Check the listing below for lines that hold "image". How many are there? Please give only the number.

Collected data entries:
________

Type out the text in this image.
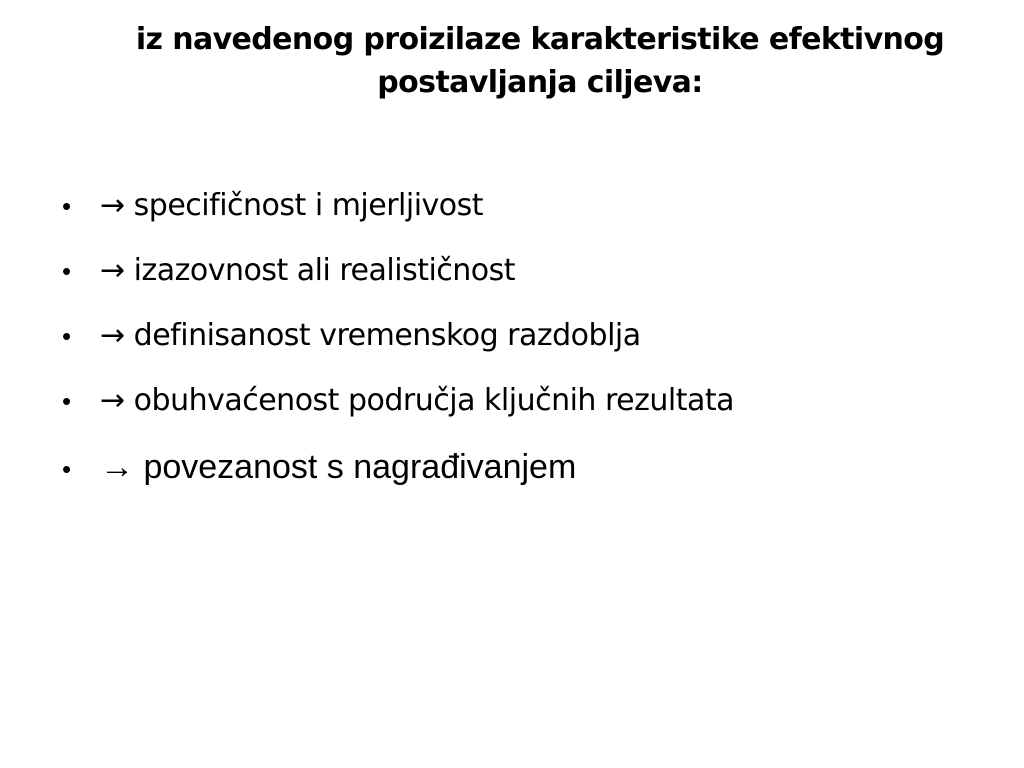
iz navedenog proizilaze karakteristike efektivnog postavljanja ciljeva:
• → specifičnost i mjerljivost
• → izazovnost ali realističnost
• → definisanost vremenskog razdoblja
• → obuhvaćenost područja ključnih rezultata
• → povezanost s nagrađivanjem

________

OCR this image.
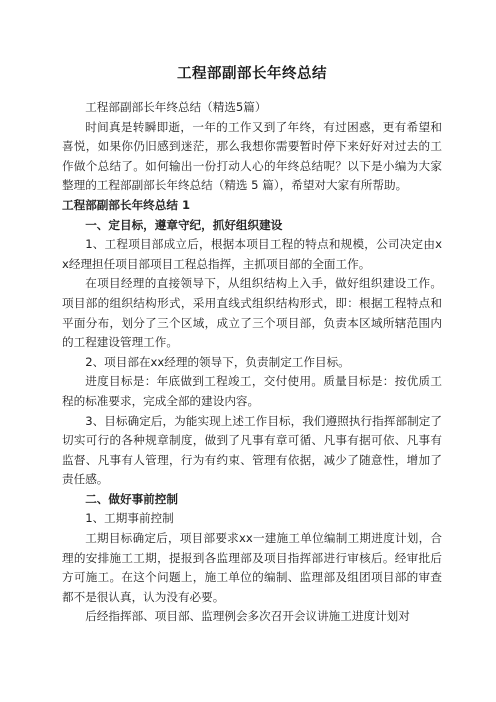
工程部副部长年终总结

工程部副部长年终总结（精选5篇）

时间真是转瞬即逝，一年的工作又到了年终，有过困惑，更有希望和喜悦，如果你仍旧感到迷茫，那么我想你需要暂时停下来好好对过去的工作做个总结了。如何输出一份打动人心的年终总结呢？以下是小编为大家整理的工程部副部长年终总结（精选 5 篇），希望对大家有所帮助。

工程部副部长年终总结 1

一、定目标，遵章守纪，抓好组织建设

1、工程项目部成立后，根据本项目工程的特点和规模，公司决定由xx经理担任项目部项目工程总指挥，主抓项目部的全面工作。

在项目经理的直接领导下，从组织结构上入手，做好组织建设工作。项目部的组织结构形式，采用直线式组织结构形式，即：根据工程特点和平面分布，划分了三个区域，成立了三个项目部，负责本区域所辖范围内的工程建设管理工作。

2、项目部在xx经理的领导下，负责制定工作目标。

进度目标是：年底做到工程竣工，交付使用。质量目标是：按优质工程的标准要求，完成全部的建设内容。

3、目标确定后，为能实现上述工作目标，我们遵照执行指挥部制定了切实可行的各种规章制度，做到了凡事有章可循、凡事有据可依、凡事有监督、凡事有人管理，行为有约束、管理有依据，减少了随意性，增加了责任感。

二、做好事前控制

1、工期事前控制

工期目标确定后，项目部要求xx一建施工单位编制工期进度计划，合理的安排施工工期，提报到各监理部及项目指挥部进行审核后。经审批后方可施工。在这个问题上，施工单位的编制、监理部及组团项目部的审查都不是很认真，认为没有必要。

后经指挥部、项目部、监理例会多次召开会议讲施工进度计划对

________

### Full solution
2